**Problem:** Below are records; count the lines in them that hold "text" and give only the count.

**Material shown:**
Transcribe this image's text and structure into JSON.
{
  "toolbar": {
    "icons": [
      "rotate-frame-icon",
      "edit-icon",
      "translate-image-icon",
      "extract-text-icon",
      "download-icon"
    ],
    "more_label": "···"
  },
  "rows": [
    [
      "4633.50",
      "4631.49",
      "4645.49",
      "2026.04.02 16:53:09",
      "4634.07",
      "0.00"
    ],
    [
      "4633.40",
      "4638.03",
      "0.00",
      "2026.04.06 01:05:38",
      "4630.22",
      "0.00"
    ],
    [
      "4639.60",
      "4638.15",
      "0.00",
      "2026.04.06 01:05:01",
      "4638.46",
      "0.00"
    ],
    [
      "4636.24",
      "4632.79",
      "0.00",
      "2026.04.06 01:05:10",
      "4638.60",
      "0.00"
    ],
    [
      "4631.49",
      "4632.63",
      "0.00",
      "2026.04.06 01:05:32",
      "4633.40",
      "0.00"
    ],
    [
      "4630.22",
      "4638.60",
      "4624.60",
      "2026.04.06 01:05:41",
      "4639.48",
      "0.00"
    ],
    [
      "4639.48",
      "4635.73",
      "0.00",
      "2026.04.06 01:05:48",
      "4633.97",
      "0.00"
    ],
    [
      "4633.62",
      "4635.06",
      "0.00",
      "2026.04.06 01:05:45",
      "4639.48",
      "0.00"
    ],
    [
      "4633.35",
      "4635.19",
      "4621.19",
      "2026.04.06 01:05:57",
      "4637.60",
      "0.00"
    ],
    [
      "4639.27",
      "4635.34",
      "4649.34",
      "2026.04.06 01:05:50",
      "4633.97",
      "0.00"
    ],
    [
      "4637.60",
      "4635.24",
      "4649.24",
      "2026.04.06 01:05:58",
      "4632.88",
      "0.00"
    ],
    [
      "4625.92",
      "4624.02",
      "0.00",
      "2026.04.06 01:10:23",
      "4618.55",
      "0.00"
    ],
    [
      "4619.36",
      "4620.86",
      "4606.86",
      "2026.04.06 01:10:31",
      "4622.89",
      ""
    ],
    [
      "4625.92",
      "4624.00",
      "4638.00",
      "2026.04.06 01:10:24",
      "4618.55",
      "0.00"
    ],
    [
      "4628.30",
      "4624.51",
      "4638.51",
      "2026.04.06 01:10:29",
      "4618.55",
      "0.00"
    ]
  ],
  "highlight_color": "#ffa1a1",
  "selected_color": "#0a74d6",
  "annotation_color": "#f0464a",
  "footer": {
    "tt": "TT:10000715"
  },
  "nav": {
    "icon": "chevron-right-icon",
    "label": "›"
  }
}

**Result of this task:** 2